THE DATA

------------------------------------------------

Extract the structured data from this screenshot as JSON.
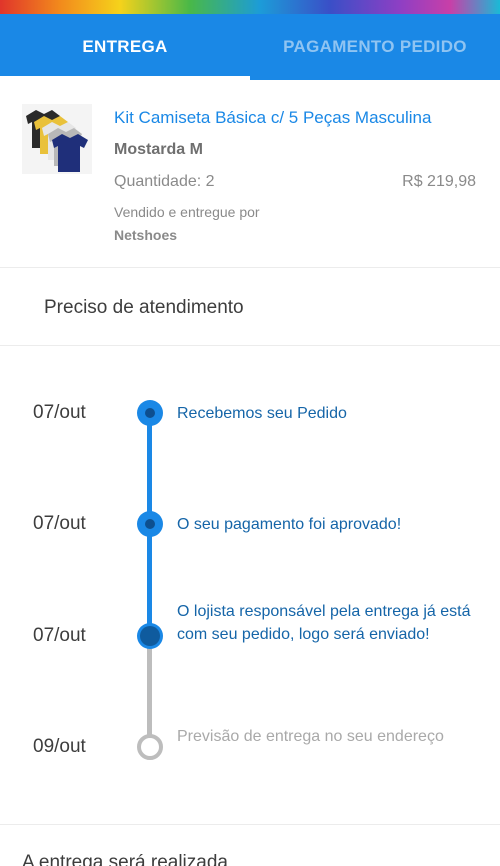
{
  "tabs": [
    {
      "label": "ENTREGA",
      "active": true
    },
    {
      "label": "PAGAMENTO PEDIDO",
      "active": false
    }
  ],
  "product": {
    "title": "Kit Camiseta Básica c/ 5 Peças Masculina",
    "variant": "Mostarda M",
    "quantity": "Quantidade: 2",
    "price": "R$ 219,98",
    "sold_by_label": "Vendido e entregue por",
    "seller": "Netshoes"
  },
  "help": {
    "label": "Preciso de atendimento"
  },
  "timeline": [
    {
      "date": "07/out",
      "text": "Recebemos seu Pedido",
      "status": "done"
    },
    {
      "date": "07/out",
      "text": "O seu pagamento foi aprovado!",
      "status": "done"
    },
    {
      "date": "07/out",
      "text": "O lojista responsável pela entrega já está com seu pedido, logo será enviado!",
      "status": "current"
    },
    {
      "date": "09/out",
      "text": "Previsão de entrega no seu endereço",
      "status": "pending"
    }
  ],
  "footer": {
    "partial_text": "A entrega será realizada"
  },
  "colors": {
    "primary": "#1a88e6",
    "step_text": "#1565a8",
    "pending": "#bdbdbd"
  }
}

------------------------------------------------

Quote the material word for word, dropping any images it holds.

PROBLEM SOLUTION
Extract the structured data from this screenshot as JSON.
{
  "tabs": [
    {
      "label": "ENTREGA",
      "active": true
    },
    {
      "label": "PAGAMENTO PEDIDO",
      "active": false
    }
  ],
  "product": {
    "title": "Kit Camiseta Básica c/ 5 Peças Masculina",
    "variant": "Mostarda M",
    "quantity": "Quantidade: 2",
    "price": "R$ 219,98",
    "sold_by_label": "Vendido e entregue por",
    "seller": "Netshoes"
  },
  "help": {
    "label": "Preciso de atendimento"
  },
  "timeline": [
    {
      "date": "07/out",
      "text": "Recebemos seu Pedido",
      "status": "done"
    },
    {
      "date": "07/out",
      "text": "O seu pagamento foi aprovado!",
      "status": "done"
    },
    {
      "date": "07/out",
      "text": "O lojista responsável pela entrega já está com seu pedido, logo será enviado!",
      "status": "current"
    },
    {
      "date": "09/out",
      "text": "Previsão de entrega no seu endereço",
      "status": "pending"
    }
  ],
  "footer": {
    "partial_text": "A entrega será realizada"
  },
  "colors": {
    "primary": "#1a88e6",
    "step_text": "#1565a8",
    "pending": "#bdbdbd"
  }
}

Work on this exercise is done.